- WORK TO BE COMPLETED -
Will you print the material below without altering a single character?

- DATASET ROWS -
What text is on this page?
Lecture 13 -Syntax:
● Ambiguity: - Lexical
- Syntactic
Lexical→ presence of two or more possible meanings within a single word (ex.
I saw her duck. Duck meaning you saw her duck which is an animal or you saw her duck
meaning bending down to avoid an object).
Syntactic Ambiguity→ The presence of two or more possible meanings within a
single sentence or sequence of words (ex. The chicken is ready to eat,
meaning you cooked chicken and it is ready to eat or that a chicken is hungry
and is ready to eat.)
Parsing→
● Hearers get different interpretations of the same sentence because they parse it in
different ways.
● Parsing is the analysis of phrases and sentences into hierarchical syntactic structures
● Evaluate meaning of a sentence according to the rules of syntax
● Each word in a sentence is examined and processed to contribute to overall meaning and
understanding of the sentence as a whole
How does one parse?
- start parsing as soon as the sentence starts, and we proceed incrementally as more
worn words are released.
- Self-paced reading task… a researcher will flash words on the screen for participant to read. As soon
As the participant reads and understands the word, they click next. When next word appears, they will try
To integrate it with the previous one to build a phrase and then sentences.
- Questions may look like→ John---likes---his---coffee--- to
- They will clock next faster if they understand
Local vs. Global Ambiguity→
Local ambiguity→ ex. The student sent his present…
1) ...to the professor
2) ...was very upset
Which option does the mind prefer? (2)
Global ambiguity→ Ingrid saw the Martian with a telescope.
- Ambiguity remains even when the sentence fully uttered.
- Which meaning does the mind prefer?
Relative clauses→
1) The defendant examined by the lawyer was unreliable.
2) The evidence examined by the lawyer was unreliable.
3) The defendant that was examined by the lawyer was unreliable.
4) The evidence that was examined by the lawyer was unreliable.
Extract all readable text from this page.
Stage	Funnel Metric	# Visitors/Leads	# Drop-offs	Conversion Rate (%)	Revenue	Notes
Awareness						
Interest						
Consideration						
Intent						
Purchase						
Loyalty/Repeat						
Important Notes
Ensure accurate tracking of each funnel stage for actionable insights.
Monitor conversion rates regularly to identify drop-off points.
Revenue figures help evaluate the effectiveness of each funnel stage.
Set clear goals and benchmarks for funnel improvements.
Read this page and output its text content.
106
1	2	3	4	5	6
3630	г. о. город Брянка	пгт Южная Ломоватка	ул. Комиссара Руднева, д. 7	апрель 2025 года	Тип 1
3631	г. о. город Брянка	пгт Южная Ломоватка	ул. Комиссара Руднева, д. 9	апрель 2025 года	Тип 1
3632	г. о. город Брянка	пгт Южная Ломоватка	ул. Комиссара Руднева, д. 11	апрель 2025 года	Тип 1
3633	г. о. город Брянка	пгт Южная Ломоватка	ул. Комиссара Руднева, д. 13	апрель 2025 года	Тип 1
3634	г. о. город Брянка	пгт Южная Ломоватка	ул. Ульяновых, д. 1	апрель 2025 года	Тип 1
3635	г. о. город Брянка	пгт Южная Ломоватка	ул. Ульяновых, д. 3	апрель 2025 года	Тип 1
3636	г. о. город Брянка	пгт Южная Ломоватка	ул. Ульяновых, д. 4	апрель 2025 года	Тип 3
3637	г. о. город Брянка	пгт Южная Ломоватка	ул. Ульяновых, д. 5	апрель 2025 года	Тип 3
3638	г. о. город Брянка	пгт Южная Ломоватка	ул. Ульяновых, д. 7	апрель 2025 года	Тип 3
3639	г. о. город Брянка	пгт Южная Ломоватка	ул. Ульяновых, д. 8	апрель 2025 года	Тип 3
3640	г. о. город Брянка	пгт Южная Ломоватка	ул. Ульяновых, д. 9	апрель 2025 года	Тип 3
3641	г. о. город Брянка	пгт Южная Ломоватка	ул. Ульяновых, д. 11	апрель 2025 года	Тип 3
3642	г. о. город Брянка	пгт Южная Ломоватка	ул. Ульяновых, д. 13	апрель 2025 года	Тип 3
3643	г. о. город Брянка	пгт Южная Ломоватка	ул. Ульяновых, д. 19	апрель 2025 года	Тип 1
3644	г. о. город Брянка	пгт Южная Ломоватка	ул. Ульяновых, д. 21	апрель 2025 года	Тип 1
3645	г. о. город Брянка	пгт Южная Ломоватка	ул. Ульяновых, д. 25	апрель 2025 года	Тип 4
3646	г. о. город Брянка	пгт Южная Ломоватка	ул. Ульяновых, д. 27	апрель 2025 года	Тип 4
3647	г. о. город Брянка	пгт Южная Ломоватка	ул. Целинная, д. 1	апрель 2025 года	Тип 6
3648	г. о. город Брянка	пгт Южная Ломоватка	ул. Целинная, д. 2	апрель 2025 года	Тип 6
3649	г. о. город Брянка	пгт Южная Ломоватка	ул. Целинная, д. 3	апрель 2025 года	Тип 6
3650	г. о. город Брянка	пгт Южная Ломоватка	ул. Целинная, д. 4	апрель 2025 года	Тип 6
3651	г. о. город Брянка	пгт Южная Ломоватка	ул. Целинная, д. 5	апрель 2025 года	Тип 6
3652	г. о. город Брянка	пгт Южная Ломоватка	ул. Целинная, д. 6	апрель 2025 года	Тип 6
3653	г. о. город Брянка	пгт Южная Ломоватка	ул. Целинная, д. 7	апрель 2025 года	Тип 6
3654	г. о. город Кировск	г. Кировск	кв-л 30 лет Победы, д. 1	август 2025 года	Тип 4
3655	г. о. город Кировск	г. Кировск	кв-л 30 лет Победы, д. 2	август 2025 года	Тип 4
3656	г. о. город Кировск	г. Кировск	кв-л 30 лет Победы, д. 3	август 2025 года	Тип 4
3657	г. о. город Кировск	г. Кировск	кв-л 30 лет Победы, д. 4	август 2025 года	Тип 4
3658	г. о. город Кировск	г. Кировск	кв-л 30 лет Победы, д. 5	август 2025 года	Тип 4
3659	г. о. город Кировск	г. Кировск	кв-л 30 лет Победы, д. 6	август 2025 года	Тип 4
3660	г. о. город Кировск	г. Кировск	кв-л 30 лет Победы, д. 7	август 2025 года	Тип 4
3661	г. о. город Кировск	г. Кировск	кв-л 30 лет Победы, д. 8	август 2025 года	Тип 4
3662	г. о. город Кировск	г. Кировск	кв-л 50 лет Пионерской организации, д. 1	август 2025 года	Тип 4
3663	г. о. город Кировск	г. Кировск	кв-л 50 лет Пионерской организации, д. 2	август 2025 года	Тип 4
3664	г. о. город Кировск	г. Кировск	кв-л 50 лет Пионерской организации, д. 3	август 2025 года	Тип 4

- SOLUTION -
What text is on this page?
Lecture 13 -Syntax:
● Ambiguity: - Lexical
- Syntactic
Lexical→ presence of two or more possible meanings within a single word (ex.
I saw her duck. Duck meaning you saw her duck which is an animal or you saw her duck
meaning bending down to avoid an object).
Syntactic Ambiguity→ The presence of two or more possible meanings within a
single sentence or sequence of words (ex. The chicken is ready to eat,
meaning you cooked chicken and it is ready to eat or that a chicken is hungry
and is ready to eat.)
Parsing→
● Hearers get different interpretations of the same sentence because they parse it in
different ways.
● Parsing is the analysis of phrases and sentences into hierarchical syntactic structures
● Evaluate meaning of a sentence according to the rules of syntax
● Each word in a sentence is examined and processed to contribute to overall meaning and
understanding of the sentence as a whole
How does one parse?
- start parsing as soon as the sentence starts, and we proceed incrementally as more
worn words are released.
- Self-paced reading task… a researcher will flash words on the screen for participant to read. As soon
As the participant reads and understands the word, they click next. When next word appears, they will try
To integrate it with the previous one to build a phrase and then sentences.
- Questions may look like→ John---likes---his---coffee--- to
- They will clock next faster if they understand
Local vs. Global Ambiguity→
Local ambiguity→ ex. The student sent his present…
1) ...to the professor
2) ...was very upset
Which option does the mind prefer? (2)
Global ambiguity→ Ingrid saw the Martian with a telescope.
- Ambiguity remains even when the sentence fully uttered.
- Which meaning does the mind prefer?
Relative clauses→
1) The defendant examined by the lawyer was unreliable.
2) The evidence examined by the lawyer was unreliable.
3) The defendant that was examined by the lawyer was unreliable.
4) The evidence that was examined by the lawyer was unreliable.
Extract all readable text from this page.
Stage	Funnel Metric	# Visitors/Leads	# Drop-offs	Conversion Rate (%)	Revenue	Notes
Awareness						
Interest						
Consideration						
Intent						
Purchase						
Loyalty/Repeat						
Important Notes
Ensure accurate tracking of each funnel stage for actionable insights.
Monitor conversion rates regularly to identify drop-off points.
Revenue figures help evaluate the effectiveness of each funnel stage.
Set clear goals and benchmarks for funnel improvements.
Read this page and output its text content.
106
1	2	3	4	5	6
3630	г. о. город Брянка	пгт Южная Ломоватка	ул. Комиссара Руднева, д. 7	апрель 2025 года	Тип 1
3631	г. о. город Брянка	пгт Южная Ломоватка	ул. Комиссара Руднева, д. 9	апрель 2025 года	Тип 1
3632	г. о. город Брянка	пгт Южная Ломоватка	ул. Комиссара Руднева, д. 11	апрель 2025 года	Тип 1
3633	г. о. город Брянка	пгт Южная Ломоватка	ул. Комиссара Руднева, д. 13	апрель 2025 года	Тип 1
3634	г. о. город Брянка	пгт Южная Ломоватка	ул. Ульяновых, д. 1	апрель 2025 года	Тип 1
3635	г. о. город Брянка	пгт Южная Ломоватка	ул. Ульяновых, д. 3	апрель 2025 года	Тип 1
3636	г. о. город Брянка	пгт Южная Ломоватка	ул. Ульяновых, д. 4	апрель 2025 года	Тип 3
3637	г. о. город Брянка	пгт Южная Ломоватка	ул. Ульяновых, д. 5	апрель 2025 года	Тип 3
3638	г. о. город Брянка	пгт Южная Ломоватка	ул. Ульяновых, д. 7	апрель 2025 года	Тип 3
3639	г. о. город Брянка	пгт Южная Ломоватка	ул. Ульяновых, д. 8	апрель 2025 года	Тип 3
3640	г. о. город Брянка	пгт Южная Ломоватка	ул. Ульяновых, д. 9	апрель 2025 года	Тип 3
3641	г. о. город Брянка	пгт Южная Ломоватка	ул. Ульяновых, д. 11	апрель 2025 года	Тип 3
3642	г. о. город Брянка	пгт Южная Ломоватка	ул. Ульяновых, д. 13	апрель 2025 года	Тип 3
3643	г. о. город Брянка	пгт Южная Ломоватка	ул. Ульяновых, д. 19	апрель 2025 года	Тип 1
3644	г. о. город Брянка	пгт Южная Ломоватка	ул. Ульяновых, д. 21	апрель 2025 года	Тип 1
3645	г. о. город Брянка	пгт Южная Ломоватка	ул. Ульяновых, д. 25	апрель 2025 года	Тип 4
3646	г. о. город Брянка	пгт Южная Ломоватка	ул. Ульяновых, д. 27	апрель 2025 года	Тип 4
3647	г. о. город Брянка	пгт Южная Ломоватка	ул. Целинная, д. 1	апрель 2025 года	Тип 6
3648	г. о. город Брянка	пгт Южная Ломоватка	ул. Целинная, д. 2	апрель 2025 года	Тип 6
3649	г. о. город Брянка	пгт Южная Ломоватка	ул. Целинная, д. 3	апрель 2025 года	Тип 6
3650	г. о. город Брянка	пгт Южная Ломоватка	ул. Целинная, д. 4	апрель 2025 года	Тип 6
3651	г. о. город Брянка	пгт Южная Ломоватка	ул. Целинная, д. 5	апрель 2025 года	Тип 6
3652	г. о. город Брянка	пгт Южная Ломоватка	ул. Целинная, д. 6	апрель 2025 года	Тип 6
3653	г. о. город Брянка	пгт Южная Ломоватка	ул. Целинная, д. 7	апрель 2025 года	Тип 6
3654	г. о. город Кировск	г. Кировск	кв-л 30 лет Победы, д. 1	август 2025 года	Тип 4
3655	г. о. город Кировск	г. Кировск	кв-л 30 лет Победы, д. 2	август 2025 года	Тип 4
3656	г. о. город Кировск	г. Кировск	кв-л 30 лет Победы, д. 3	август 2025 года	Тип 4
3657	г. о. город Кировск	г. Кировск	кв-л 30 лет Победы, д. 4	август 2025 года	Тип 4
3658	г. о. город Кировск	г. Кировск	кв-л 30 лет Победы, д. 5	август 2025 года	Тип 4
3659	г. о. город Кировск	г. Кировск	кв-л 30 лет Победы, д. 6	август 2025 года	Тип 4
3660	г. о. город Кировск	г. Кировск	кв-л 30 лет Победы, д. 7	август 2025 года	Тип 4
3661	г. о. город Кировск	г. Кировск	кв-л 30 лет Победы, д. 8	август 2025 года	Тип 4
3662	г. о. город Кировск	г. Кировск	кв-л 50 лет Пионерской организации, д. 1	август 2025 года	Тип 4
3663	г. о. город Кировск	г. Кировск	кв-л 50 лет Пионерской организации, д. 2	август 2025 года	Тип 4
3664	г. о. город Кировск	г. Кировск	кв-л 50 лет Пионерской организации, д. 3	август 2025 года	Тип 4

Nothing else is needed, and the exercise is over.